> **SET EXERCISE**
Every record must be repeated exactly, with no omission.

> **SUPPLIED RECORDS**

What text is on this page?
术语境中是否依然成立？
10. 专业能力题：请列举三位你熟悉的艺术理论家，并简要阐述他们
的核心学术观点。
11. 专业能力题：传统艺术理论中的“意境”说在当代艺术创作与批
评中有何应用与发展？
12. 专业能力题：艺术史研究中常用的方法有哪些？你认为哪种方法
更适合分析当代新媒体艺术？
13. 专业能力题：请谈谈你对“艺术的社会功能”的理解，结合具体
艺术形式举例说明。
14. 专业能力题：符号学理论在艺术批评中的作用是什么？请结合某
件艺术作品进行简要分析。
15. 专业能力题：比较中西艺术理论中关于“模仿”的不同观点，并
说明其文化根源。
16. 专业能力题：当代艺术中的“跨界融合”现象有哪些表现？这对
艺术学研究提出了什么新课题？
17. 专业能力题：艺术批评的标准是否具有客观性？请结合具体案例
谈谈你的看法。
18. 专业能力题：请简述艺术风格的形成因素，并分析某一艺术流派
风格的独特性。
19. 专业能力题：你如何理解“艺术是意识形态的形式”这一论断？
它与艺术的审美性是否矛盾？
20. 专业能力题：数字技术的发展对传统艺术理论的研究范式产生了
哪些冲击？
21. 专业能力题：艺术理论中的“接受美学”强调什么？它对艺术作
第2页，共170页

> **FINAL ANSWER**
What text is on this page?
术语境中是否依然成立？
10. 专业能力题：请列举三位你熟悉的艺术理论家，并简要阐述他们
的核心学术观点。
11. 专业能力题：传统艺术理论中的“意境”说在当代艺术创作与批
评中有何应用与发展？
12. 专业能力题：艺术史研究中常用的方法有哪些？你认为哪种方法
更适合分析当代新媒体艺术？
13. 专业能力题：请谈谈你对“艺术的社会功能”的理解，结合具体
艺术形式举例说明。
14. 专业能力题：符号学理论在艺术批评中的作用是什么？请结合某
件艺术作品进行简要分析。
15. 专业能力题：比较中西艺术理论中关于“模仿”的不同观点，并
说明其文化根源。
16. 专业能力题：当代艺术中的“跨界融合”现象有哪些表现？这对
艺术学研究提出了什么新课题？
17. 专业能力题：艺术批评的标准是否具有客观性？请结合具体案例
谈谈你的看法。
18. 专业能力题：请简述艺术风格的形成因素，并分析某一艺术流派
风格的独特性。
19. 专业能力题：你如何理解“艺术是意识形态的形式”这一论断？
它与艺术的审美性是否矛盾？
20. 专业能力题：数字技术的发展对传统艺术理论的研究范式产生了
哪些冲击？
21. 专业能力题：艺术理论中的“接受美学”强调什么？它对艺术作
第2页，共170页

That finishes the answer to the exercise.